* begin INPUT DATA *

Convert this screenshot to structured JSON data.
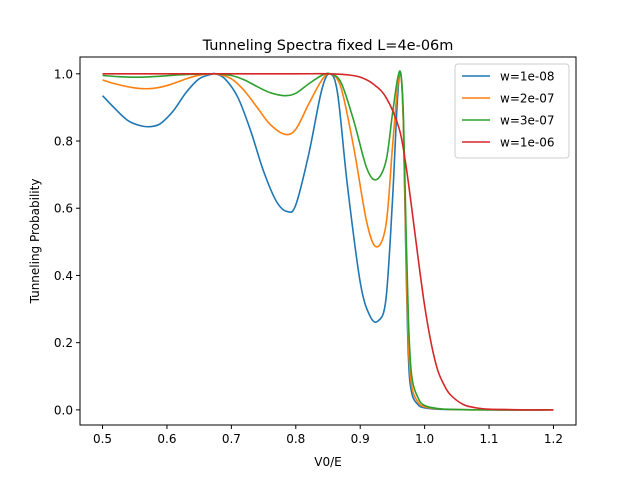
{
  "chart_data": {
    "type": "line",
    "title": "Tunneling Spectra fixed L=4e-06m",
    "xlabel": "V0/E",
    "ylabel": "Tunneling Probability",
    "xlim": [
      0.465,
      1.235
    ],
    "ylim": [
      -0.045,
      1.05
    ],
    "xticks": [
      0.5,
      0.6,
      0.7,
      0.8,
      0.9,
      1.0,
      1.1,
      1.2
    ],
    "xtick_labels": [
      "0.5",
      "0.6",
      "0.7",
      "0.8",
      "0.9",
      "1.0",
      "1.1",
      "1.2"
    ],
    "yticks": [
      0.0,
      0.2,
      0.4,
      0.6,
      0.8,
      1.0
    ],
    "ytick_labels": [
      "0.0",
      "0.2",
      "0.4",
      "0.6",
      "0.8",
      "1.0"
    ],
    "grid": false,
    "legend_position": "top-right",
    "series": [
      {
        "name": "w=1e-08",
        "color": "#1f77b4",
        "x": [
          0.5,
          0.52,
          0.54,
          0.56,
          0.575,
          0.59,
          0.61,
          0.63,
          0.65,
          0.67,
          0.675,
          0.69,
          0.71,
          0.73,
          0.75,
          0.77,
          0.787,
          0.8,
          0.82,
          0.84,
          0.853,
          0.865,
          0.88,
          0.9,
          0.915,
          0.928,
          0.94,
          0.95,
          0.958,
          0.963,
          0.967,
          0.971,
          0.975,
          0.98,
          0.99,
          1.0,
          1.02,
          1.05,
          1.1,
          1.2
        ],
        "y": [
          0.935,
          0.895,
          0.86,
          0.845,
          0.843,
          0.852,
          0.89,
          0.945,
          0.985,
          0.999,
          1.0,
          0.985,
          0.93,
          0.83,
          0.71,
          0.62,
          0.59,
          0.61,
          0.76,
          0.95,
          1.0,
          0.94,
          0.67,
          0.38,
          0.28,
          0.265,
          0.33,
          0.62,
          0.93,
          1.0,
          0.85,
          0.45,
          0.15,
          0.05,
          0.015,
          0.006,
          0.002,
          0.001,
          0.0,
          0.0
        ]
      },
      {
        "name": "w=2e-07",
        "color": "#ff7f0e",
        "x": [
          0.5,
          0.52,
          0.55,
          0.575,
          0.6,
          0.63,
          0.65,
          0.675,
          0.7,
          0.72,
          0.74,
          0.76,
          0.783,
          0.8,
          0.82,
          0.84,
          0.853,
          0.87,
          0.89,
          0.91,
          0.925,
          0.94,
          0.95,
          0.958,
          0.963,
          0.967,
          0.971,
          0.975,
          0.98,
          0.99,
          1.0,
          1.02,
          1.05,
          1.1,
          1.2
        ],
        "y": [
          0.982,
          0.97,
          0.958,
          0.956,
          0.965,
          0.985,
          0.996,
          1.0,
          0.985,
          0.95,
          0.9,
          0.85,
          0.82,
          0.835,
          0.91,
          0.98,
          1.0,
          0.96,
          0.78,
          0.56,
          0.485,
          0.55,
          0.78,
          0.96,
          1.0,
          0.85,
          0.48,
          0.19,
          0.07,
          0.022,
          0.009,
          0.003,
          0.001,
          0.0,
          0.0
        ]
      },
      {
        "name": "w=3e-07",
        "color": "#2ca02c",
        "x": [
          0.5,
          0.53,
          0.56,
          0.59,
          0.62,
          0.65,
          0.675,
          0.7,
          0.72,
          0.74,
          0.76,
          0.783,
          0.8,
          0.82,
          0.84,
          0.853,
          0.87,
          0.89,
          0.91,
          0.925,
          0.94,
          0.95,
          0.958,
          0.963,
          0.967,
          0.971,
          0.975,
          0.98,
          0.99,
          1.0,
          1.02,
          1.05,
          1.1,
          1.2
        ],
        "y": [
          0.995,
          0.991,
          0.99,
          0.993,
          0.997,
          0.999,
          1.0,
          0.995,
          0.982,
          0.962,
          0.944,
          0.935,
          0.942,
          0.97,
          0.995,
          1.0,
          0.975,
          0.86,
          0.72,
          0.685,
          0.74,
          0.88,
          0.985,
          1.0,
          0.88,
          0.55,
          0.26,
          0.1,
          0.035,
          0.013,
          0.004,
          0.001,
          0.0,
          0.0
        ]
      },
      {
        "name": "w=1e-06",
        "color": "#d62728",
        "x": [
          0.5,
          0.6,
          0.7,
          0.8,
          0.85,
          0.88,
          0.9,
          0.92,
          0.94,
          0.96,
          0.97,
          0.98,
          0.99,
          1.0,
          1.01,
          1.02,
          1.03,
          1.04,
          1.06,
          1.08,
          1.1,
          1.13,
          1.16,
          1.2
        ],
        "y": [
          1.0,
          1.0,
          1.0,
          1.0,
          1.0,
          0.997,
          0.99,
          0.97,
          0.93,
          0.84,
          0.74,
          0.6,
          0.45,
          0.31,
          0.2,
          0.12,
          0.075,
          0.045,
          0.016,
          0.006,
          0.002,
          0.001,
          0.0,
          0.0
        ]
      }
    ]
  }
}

* end INPUT DATA *
* begin INPUT DATA *

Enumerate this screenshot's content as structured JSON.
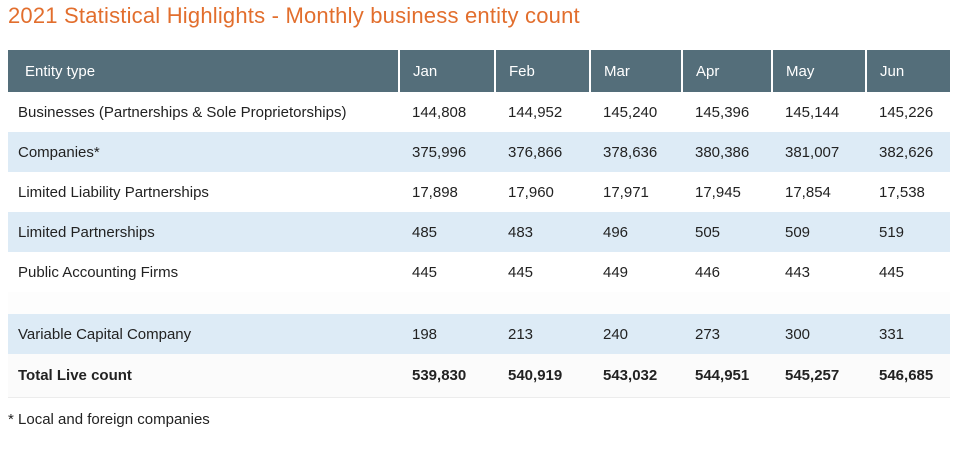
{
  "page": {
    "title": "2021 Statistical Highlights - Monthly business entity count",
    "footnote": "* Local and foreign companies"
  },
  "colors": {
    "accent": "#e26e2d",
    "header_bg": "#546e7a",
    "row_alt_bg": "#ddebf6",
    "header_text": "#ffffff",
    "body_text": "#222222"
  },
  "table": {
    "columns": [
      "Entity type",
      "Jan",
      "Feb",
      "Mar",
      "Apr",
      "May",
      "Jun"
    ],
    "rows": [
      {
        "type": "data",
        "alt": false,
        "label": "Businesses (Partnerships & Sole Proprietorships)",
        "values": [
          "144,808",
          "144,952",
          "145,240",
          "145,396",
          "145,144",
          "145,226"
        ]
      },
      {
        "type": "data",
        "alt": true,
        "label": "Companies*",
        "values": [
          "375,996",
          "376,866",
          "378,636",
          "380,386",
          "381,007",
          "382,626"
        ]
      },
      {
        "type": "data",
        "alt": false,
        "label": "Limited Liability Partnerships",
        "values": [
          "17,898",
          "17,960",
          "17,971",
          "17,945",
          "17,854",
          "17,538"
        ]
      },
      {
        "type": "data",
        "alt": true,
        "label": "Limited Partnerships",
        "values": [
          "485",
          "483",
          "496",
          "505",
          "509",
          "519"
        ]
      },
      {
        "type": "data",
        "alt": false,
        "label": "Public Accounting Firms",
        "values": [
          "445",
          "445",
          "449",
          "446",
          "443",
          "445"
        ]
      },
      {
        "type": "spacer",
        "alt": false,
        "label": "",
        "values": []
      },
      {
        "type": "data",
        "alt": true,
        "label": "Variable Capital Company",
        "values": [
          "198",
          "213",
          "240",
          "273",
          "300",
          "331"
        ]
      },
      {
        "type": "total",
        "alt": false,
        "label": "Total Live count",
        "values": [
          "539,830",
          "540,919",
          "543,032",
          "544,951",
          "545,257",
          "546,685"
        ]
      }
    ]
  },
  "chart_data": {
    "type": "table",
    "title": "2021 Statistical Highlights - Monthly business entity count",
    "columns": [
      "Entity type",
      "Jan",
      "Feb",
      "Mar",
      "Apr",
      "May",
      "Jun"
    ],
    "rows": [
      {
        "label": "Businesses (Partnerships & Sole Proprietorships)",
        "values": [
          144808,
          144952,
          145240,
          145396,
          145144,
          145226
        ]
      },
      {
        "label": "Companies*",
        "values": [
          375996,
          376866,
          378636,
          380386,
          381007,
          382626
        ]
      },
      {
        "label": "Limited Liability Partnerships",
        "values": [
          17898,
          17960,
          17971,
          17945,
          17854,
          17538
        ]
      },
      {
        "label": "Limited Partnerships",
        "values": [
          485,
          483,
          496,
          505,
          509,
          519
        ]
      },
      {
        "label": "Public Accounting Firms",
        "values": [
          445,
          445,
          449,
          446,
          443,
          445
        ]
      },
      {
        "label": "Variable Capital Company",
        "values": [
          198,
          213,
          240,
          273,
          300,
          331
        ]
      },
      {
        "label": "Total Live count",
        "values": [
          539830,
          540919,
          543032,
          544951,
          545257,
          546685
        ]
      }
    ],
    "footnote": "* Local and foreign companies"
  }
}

* end INPUT DATA *

- EXERCISE REQUIREMENTS -
Spot every line that holds "Tunneling" and copy it.

- SOLUTION TO THIS PROBLEM -
    "title": "Tunneling Spectra fixed L=4e-06m",
    "ylabel": "Tunneling Probability",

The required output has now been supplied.